:: Instructions for the task ::
Write out the full set of records exactly. Any pictures in them do not belong in the copy.

:: Extracted entries ::
☆ ☆ ☆ ☆ ☆ ☆ ☆

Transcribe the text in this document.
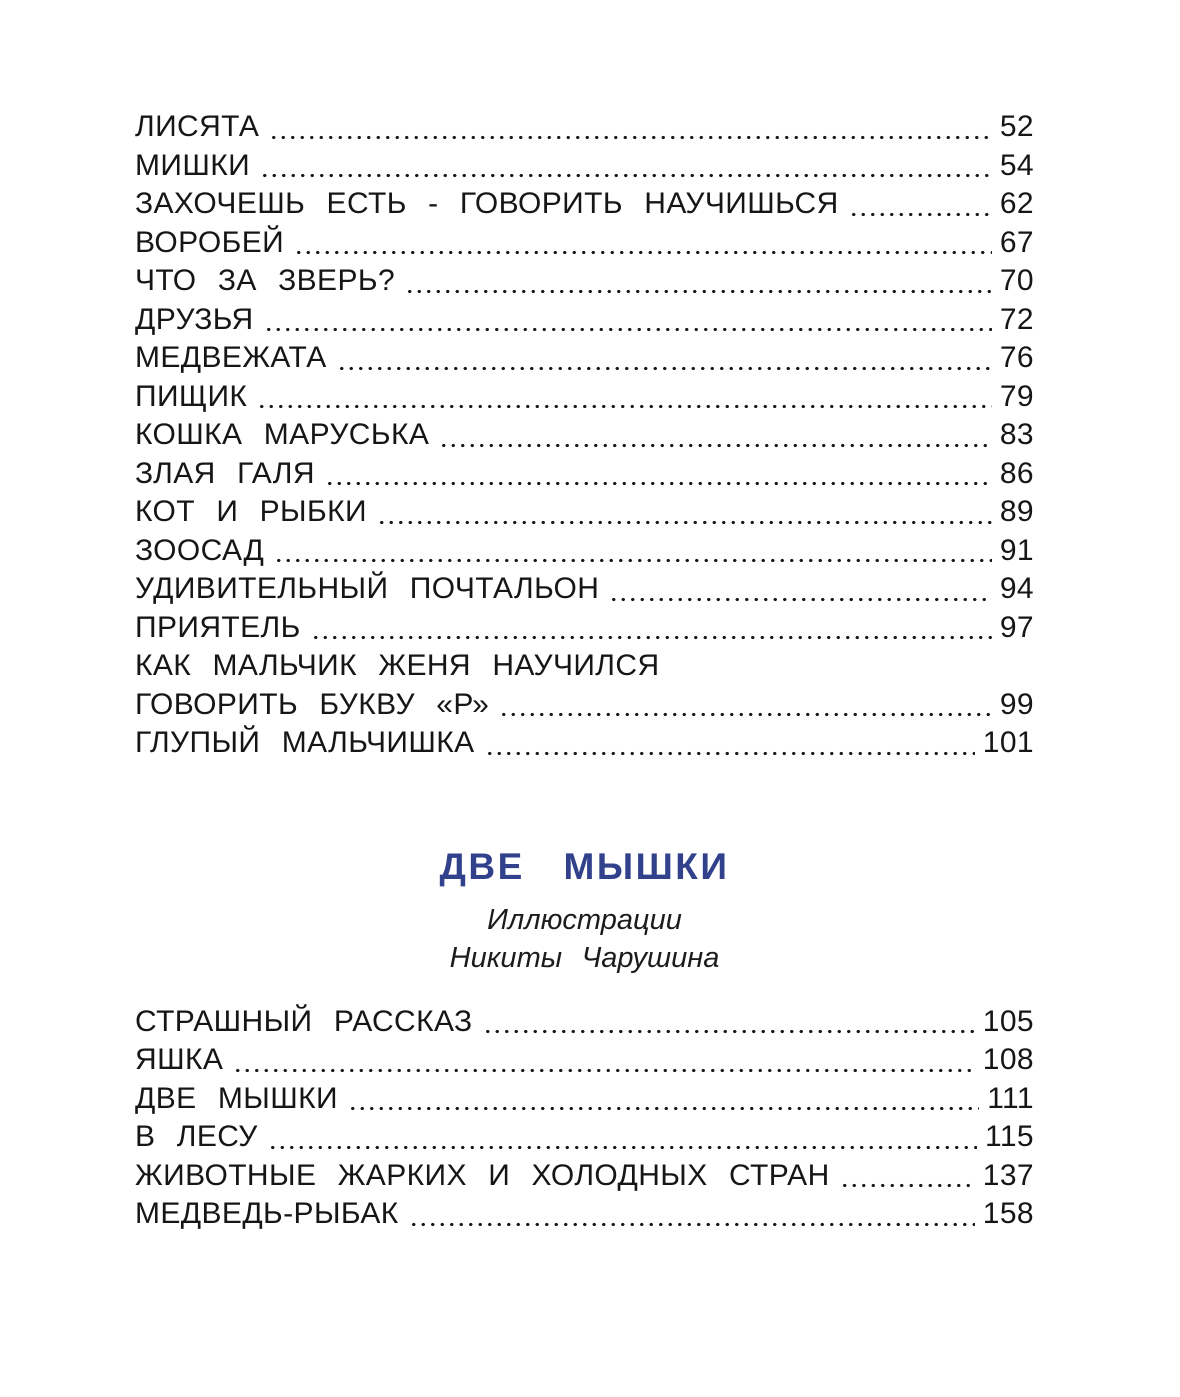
ЛИСЯТА	52
МИШКИ	54
ЗАХОЧЕШЬ ЕСТЬ - ГОВОРИТЬ НАУЧИШЬСЯ	62
ВОРОБЕЙ	67
ЧТО ЗА ЗВЕРЬ?	70
ДРУЗЬЯ	72
МЕДВЕЖАТА	76
ПИЩИК	79
КОШКА МАРУСЬКА	83
ЗЛАЯ ГАЛЯ	86
КОТ И РЫБКИ	89
ЗООСАД	91
УДИВИТЕЛЬНЫЙ ПОЧТАЛЬОН	94
ПРИЯТЕЛЬ	97
КАК МАЛЬЧИК ЖЕНЯ НАУЧИЛСЯ
ГОВОРИТЬ БУКВУ «Р»	99
ГЛУПЫЙ МАЛЬЧИШКА	101
ДВЕ МЫШКИ
Иллюстрации
Никиты Чарушина
СТРАШНЫЙ РАССКАЗ	105
ЯШКА	108
ДВЕ МЫШКИ	111
В ЛЕСУ	115
ЖИВОТНЫЕ ЖАРКИХ И ХОЛОДНЫХ СТРАН	137
МЕДВЕДЬ-РЫБАК	158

☆ ☆ ☆ ☆ ☆ ☆ ☆

:: Response to the exercise ::
Transcribe the text in this document.
ЛИСЯТА	52
МИШКИ	54
ЗАХОЧЕШЬ ЕСТЬ - ГОВОРИТЬ НАУЧИШЬСЯ	62
ВОРОБЕЙ	67
ЧТО ЗА ЗВЕРЬ?	70
ДРУЗЬЯ	72
МЕДВЕЖАТА	76
ПИЩИК	79
КОШКА МАРУСЬКА	83
ЗЛАЯ ГАЛЯ	86
КОТ И РЫБКИ	89
ЗООСАД	91
УДИВИТЕЛЬНЫЙ ПОЧТАЛЬОН	94
ПРИЯТЕЛЬ	97
КАК МАЛЬЧИК ЖЕНЯ НАУЧИЛСЯ
ГОВОРИТЬ БУКВУ «Р»	99
ГЛУПЫЙ МАЛЬЧИШКА	101
ДВЕ МЫШКИ
Иллюстрации
Никиты Чарушина
СТРАШНЫЙ РАССКАЗ	105
ЯШКА	108
ДВЕ МЫШКИ	111
В ЛЕСУ	115
ЖИВОТНЫЕ ЖАРКИХ И ХОЛОДНЫХ СТРАН	137
МЕДВЕДЬ-РЫБАК	158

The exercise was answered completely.